-- RECORDS FOR THIS EXERCISE start --
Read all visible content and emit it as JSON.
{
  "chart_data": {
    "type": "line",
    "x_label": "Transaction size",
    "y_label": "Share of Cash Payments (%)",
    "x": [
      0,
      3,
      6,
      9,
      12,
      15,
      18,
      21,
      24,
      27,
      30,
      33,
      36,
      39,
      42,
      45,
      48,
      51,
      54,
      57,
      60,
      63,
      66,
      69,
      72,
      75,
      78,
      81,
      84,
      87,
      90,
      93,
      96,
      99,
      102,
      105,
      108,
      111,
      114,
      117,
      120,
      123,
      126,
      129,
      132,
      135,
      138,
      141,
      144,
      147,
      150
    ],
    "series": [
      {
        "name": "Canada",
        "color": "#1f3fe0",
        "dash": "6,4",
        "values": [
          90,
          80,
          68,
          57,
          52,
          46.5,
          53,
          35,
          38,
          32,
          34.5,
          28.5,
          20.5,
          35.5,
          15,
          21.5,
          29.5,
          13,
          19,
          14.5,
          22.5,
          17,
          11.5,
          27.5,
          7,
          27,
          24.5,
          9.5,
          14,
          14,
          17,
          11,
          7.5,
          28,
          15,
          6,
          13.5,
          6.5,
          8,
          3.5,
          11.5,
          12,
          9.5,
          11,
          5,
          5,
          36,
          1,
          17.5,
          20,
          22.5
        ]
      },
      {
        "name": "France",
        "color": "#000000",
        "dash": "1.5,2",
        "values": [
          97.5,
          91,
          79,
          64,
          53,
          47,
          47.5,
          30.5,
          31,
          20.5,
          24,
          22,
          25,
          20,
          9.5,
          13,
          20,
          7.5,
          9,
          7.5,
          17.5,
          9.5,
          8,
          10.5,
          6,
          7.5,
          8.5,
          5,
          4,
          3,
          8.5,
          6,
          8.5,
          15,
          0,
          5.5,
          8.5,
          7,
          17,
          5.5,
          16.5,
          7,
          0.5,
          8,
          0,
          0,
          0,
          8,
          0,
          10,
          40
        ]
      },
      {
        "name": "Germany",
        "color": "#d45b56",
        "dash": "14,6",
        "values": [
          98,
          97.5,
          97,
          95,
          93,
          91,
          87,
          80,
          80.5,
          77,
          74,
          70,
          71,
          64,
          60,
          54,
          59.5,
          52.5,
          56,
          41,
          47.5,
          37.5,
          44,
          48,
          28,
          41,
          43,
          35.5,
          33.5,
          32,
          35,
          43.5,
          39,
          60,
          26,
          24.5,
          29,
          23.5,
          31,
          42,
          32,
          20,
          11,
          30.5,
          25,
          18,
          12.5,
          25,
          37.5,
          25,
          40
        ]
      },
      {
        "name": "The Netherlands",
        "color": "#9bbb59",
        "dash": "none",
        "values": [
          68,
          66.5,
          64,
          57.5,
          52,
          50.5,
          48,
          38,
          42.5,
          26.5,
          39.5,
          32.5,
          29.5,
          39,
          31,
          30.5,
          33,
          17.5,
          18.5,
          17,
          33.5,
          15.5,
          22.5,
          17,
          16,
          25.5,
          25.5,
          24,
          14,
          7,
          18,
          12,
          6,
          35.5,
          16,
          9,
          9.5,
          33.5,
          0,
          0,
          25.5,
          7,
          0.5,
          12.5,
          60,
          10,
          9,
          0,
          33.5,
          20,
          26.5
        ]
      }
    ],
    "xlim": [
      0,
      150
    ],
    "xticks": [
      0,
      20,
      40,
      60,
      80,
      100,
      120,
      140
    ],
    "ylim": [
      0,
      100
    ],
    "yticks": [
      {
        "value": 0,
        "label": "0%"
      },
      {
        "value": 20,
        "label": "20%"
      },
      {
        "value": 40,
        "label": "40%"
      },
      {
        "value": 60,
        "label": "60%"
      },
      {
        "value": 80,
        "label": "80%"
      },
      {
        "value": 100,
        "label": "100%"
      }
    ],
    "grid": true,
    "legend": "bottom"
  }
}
-- RECORDS FOR THIS EXERCISE end --
- **WHAT YOU NEED TO DO**
Every line above should be written out again exactly as it stands.

- **FINISHED EXERCISE**
Read all visible content and emit it as JSON.
{
  "chart_data": {
    "type": "line",
    "x_label": "Transaction size",
    "y_label": "Share of Cash Payments (%)",
    "x": [
      0,
      3,
      6,
      9,
      12,
      15,
      18,
      21,
      24,
      27,
      30,
      33,
      36,
      39,
      42,
      45,
      48,
      51,
      54,
      57,
      60,
      63,
      66,
      69,
      72,
      75,
      78,
      81,
      84,
      87,
      90,
      93,
      96,
      99,
      102,
      105,
      108,
      111,
      114,
      117,
      120,
      123,
      126,
      129,
      132,
      135,
      138,
      141,
      144,
      147,
      150
    ],
    "series": [
      {
        "name": "Canada",
        "color": "#1f3fe0",
        "dash": "6,4",
        "values": [
          90,
          80,
          68,
          57,
          52,
          46.5,
          53,
          35,
          38,
          32,
          34.5,
          28.5,
          20.5,
          35.5,
          15,
          21.5,
          29.5,
          13,
          19,
          14.5,
          22.5,
          17,
          11.5,
          27.5,
          7,
          27,
          24.5,
          9.5,
          14,
          14,
          17,
          11,
          7.5,
          28,
          15,
          6,
          13.5,
          6.5,
          8,
          3.5,
          11.5,
          12,
          9.5,
          11,
          5,
          5,
          36,
          1,
          17.5,
          20,
          22.5
        ]
      },
      {
        "name": "France",
        "color": "#000000",
        "dash": "1.5,2",
        "values": [
          97.5,
          91,
          79,
          64,
          53,
          47,
          47.5,
          30.5,
          31,
          20.5,
          24,
          22,
          25,
          20,
          9.5,
          13,
          20,
          7.5,
          9,
          7.5,
          17.5,
          9.5,
          8,
          10.5,
          6,
          7.5,
          8.5,
          5,
          4,
          3,
          8.5,
          6,
          8.5,
          15,
          0,
          5.5,
          8.5,
          7,
          17,
          5.5,
          16.5,
          7,
          0.5,
          8,
          0,
          0,
          0,
          8,
          0,
          10,
          40
        ]
      },
      {
        "name": "Germany",
        "color": "#d45b56",
        "dash": "14,6",
        "values": [
          98,
          97.5,
          97,
          95,
          93,
          91,
          87,
          80,
          80.5,
          77,
          74,
          70,
          71,
          64,
          60,
          54,
          59.5,
          52.5,
          56,
          41,
          47.5,
          37.5,
          44,
          48,
          28,
          41,
          43,
          35.5,
          33.5,
          32,
          35,
          43.5,
          39,
          60,
          26,
          24.5,
          29,
          23.5,
          31,
          42,
          32,
          20,
          11,
          30.5,
          25,
          18,
          12.5,
          25,
          37.5,
          25,
          40
        ]
      },
      {
        "name": "The Netherlands",
        "color": "#9bbb59",
        "dash": "none",
        "values": [
          68,
          66.5,
          64,
          57.5,
          52,
          50.5,
          48,
          38,
          42.5,
          26.5,
          39.5,
          32.5,
          29.5,
          39,
          31,
          30.5,
          33,
          17.5,
          18.5,
          17,
          33.5,
          15.5,
          22.5,
          17,
          16,
          25.5,
          25.5,
          24,
          14,
          7,
          18,
          12,
          6,
          35.5,
          16,
          9,
          9.5,
          33.5,
          0,
          0,
          25.5,
          7,
          0.5,
          12.5,
          60,
          10,
          9,
          0,
          33.5,
          20,
          26.5
        ]
      }
    ],
    "xlim": [
      0,
      150
    ],
    "xticks": [
      0,
      20,
      40,
      60,
      80,
      100,
      120,
      140
    ],
    "ylim": [
      0,
      100
    ],
    "yticks": [
      {
        "value": 0,
        "label": "0%"
      },
      {
        "value": 20,
        "label": "20%"
      },
      {
        "value": 40,
        "label": "40%"
      },
      {
        "value": 60,
        "label": "60%"
      },
      {
        "value": 80,
        "label": "80%"
      },
      {
        "value": 100,
        "label": "100%"
      }
    ],
    "grid": true,
    "legend": "bottom"
  }
}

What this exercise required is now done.